▶ [GIVEN PROBLEM]: Copy out all the lines where "организации" shows up.
----------
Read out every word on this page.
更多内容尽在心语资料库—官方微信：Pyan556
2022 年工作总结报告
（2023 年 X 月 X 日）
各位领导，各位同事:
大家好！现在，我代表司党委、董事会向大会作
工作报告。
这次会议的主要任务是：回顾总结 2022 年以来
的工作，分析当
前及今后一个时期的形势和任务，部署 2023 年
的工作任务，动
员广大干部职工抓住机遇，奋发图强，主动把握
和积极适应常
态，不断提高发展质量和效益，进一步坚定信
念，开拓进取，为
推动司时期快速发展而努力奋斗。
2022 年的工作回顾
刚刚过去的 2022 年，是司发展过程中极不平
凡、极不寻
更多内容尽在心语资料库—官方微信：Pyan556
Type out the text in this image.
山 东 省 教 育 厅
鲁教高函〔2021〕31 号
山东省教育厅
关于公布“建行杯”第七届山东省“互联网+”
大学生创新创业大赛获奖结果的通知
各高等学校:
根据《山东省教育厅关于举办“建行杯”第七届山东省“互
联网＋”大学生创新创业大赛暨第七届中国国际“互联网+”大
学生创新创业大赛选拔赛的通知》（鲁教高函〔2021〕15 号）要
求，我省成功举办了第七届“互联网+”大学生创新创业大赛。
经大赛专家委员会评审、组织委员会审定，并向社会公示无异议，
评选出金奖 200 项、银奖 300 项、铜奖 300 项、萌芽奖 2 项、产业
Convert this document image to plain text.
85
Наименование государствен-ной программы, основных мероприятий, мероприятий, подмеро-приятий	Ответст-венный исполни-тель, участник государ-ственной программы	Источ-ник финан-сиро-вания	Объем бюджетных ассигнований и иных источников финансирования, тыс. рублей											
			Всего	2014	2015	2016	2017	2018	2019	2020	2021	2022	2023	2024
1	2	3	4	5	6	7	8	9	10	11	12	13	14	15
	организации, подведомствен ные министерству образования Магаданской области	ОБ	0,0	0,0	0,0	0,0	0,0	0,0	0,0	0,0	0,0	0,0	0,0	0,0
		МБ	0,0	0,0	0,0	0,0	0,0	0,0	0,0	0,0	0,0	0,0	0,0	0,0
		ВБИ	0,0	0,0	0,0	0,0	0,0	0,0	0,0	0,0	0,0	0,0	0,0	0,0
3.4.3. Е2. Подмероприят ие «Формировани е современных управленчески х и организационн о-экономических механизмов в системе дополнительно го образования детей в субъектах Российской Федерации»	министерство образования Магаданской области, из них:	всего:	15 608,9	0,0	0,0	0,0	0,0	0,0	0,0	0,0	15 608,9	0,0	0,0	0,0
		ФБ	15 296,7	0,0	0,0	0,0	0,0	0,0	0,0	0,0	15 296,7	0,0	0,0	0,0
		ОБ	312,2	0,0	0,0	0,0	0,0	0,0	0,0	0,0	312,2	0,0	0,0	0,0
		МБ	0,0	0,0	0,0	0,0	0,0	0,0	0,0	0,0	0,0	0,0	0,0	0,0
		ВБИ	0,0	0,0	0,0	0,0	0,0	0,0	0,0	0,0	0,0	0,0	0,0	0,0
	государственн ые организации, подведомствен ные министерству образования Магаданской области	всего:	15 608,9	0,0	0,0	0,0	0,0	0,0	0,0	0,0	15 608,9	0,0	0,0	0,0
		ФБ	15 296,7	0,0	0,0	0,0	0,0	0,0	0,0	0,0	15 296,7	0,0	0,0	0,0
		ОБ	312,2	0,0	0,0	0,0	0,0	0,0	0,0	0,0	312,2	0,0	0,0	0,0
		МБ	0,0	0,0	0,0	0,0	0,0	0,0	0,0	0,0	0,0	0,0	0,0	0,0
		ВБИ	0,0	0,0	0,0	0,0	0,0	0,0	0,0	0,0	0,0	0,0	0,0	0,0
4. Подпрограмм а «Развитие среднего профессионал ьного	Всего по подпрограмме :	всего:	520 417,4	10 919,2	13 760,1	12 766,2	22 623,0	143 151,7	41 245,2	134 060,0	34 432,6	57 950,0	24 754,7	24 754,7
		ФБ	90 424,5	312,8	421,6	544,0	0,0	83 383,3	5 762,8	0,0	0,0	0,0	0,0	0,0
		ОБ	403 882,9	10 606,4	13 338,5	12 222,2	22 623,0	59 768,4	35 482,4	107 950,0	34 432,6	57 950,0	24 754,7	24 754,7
----------
▶ [EXERCISE RESPONSE]:
	организации, подведомствен ные министерству образования Магаданской области	ОБ	0,0	0,0	0,0	0,0	0,0	0,0	0,0	0,0	0,0	0,0	0,0	0,0
	государственн ые организации, подведомствен ные министерству образования Магаданской области	всего:	15 608,9	0,0	0,0	0,0	0,0	0,0	0,0	0,0	15 608,9	0,0	0,0	0,0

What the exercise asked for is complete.